- **WHAT IS BEING ASKED**
Pick out and copy every line below that has the word "true".

- **INFORMATION SHOWN**
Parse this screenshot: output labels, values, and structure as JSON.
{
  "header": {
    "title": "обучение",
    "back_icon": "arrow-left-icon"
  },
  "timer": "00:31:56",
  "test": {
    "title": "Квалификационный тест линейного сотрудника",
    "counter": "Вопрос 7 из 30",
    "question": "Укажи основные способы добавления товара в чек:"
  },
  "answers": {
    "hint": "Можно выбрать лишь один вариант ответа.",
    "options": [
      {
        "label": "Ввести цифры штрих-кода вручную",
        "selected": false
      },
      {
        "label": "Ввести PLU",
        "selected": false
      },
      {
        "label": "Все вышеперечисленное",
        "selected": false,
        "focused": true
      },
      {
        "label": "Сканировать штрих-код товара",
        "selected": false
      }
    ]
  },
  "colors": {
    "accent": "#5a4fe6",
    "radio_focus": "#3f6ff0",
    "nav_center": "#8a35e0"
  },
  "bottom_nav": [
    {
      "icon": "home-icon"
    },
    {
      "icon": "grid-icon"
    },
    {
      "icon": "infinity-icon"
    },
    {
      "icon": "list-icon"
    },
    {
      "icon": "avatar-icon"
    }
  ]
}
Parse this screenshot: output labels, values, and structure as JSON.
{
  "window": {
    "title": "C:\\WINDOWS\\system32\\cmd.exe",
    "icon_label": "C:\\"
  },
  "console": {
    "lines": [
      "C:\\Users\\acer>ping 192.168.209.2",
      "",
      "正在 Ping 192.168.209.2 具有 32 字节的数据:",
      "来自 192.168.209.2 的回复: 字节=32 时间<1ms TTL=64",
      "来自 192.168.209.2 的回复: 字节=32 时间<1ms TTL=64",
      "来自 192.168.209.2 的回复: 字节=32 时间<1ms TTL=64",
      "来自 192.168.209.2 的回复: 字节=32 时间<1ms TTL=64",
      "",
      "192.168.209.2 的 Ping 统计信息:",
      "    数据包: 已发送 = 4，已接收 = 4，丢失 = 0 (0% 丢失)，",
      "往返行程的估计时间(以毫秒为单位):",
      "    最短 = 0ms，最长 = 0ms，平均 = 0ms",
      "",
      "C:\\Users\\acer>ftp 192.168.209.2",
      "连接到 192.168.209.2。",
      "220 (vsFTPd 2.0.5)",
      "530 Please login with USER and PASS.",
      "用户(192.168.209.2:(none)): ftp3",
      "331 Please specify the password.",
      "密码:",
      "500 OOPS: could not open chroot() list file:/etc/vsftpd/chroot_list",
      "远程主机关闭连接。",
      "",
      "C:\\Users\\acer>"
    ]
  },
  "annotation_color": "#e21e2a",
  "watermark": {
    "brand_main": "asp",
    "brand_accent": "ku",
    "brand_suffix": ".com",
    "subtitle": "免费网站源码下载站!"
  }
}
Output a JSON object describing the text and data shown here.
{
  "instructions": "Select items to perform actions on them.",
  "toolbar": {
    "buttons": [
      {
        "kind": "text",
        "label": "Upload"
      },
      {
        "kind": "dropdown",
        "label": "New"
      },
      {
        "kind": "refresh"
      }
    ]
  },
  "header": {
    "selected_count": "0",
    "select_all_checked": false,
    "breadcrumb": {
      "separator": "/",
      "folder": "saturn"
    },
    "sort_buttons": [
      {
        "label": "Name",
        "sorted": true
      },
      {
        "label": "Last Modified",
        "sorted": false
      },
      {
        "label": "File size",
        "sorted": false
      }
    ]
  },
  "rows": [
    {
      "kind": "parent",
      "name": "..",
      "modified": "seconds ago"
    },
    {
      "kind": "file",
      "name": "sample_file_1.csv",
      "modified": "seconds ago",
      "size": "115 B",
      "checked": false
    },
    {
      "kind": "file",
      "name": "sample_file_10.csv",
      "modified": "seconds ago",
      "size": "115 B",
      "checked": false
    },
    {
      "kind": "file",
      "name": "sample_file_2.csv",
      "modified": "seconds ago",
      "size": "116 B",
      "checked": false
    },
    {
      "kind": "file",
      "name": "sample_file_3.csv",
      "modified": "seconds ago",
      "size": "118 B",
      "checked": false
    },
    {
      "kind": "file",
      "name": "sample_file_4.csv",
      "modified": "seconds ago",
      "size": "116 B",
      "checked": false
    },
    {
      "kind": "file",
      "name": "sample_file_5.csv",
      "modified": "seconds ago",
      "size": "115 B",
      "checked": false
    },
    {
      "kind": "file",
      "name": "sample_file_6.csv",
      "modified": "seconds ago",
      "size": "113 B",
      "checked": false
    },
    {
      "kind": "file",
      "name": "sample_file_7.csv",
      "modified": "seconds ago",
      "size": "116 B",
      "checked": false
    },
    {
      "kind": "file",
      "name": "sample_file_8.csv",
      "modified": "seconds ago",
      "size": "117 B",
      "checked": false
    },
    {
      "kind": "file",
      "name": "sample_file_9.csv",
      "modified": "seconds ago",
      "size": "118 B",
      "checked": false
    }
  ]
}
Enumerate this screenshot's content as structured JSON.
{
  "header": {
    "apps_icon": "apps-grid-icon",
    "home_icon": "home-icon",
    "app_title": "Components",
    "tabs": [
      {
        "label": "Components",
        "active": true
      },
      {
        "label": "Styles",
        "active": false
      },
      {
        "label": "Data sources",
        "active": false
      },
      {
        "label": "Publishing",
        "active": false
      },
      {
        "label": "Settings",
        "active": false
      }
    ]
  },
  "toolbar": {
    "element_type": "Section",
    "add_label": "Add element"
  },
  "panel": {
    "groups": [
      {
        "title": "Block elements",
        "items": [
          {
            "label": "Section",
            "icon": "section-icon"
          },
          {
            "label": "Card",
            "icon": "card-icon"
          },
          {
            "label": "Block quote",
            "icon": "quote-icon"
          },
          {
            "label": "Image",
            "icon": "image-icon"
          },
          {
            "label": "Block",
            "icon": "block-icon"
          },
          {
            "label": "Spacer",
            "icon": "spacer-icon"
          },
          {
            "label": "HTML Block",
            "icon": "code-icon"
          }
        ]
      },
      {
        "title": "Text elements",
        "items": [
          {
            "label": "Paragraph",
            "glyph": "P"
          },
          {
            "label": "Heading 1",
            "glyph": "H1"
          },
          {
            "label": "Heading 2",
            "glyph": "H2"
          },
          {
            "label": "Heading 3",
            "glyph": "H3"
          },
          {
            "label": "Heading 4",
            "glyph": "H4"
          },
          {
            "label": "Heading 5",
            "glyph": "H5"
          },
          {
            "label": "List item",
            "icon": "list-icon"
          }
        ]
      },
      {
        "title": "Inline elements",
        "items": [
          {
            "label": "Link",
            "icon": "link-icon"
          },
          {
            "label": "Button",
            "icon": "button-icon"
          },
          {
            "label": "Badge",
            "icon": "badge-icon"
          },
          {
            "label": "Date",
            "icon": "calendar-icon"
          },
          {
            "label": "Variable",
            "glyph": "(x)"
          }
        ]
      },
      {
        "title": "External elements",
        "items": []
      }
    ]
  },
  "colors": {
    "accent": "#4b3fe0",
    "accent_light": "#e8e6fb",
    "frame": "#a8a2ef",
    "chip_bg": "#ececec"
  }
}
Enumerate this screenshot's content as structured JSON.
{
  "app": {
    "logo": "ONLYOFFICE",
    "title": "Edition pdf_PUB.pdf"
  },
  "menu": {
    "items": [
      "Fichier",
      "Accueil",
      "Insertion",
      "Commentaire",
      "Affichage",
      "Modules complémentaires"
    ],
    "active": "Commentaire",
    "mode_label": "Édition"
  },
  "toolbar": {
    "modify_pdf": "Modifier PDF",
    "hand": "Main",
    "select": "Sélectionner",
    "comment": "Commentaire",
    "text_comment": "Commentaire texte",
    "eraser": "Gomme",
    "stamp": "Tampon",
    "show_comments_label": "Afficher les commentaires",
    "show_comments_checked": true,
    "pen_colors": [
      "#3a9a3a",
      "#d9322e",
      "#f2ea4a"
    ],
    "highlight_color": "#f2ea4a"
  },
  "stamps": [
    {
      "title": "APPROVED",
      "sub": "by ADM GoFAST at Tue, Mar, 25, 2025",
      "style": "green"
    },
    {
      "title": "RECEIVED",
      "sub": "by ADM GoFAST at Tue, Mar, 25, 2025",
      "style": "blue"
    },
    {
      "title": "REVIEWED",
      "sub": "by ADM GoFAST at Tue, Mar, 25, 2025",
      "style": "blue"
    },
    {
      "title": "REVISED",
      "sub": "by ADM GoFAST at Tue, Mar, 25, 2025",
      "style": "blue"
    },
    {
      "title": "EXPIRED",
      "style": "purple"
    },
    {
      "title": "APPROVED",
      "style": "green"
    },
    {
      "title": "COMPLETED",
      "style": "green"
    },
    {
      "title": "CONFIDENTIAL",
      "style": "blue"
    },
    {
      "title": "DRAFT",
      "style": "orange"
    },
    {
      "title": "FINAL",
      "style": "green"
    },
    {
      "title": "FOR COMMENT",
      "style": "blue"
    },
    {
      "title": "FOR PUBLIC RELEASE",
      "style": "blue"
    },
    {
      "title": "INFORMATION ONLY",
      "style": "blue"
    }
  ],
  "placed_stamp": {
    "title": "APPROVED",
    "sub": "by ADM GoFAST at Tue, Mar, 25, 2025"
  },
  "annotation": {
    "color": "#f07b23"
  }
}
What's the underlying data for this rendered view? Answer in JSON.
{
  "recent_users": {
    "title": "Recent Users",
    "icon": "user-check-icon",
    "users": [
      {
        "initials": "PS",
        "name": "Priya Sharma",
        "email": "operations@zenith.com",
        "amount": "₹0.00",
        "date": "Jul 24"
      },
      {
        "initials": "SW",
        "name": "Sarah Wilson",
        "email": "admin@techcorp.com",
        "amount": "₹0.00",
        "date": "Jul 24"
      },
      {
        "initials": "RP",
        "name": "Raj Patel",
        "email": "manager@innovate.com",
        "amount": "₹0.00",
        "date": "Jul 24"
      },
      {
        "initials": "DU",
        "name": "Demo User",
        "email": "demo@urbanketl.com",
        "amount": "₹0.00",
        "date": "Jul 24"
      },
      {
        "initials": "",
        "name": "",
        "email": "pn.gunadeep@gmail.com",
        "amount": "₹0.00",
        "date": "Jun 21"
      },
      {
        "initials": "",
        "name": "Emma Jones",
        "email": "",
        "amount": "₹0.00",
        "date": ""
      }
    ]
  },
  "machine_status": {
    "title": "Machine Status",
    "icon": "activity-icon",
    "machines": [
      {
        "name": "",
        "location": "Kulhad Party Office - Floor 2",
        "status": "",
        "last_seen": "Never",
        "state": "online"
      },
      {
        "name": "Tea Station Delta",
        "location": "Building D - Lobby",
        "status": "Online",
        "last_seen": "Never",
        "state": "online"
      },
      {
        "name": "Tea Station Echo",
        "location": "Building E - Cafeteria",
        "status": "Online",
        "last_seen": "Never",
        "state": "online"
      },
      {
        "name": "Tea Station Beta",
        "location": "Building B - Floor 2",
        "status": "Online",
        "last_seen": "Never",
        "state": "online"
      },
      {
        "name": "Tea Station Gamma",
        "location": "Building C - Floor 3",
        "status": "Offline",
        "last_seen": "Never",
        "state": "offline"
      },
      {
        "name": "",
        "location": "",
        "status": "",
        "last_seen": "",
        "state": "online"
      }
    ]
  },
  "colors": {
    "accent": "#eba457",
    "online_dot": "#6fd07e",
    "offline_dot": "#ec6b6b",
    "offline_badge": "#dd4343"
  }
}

- **ANSWER TO THE EXERCISE**
        "focused": true
        "sorted": true
        "active": true
    "show_comments_checked": true,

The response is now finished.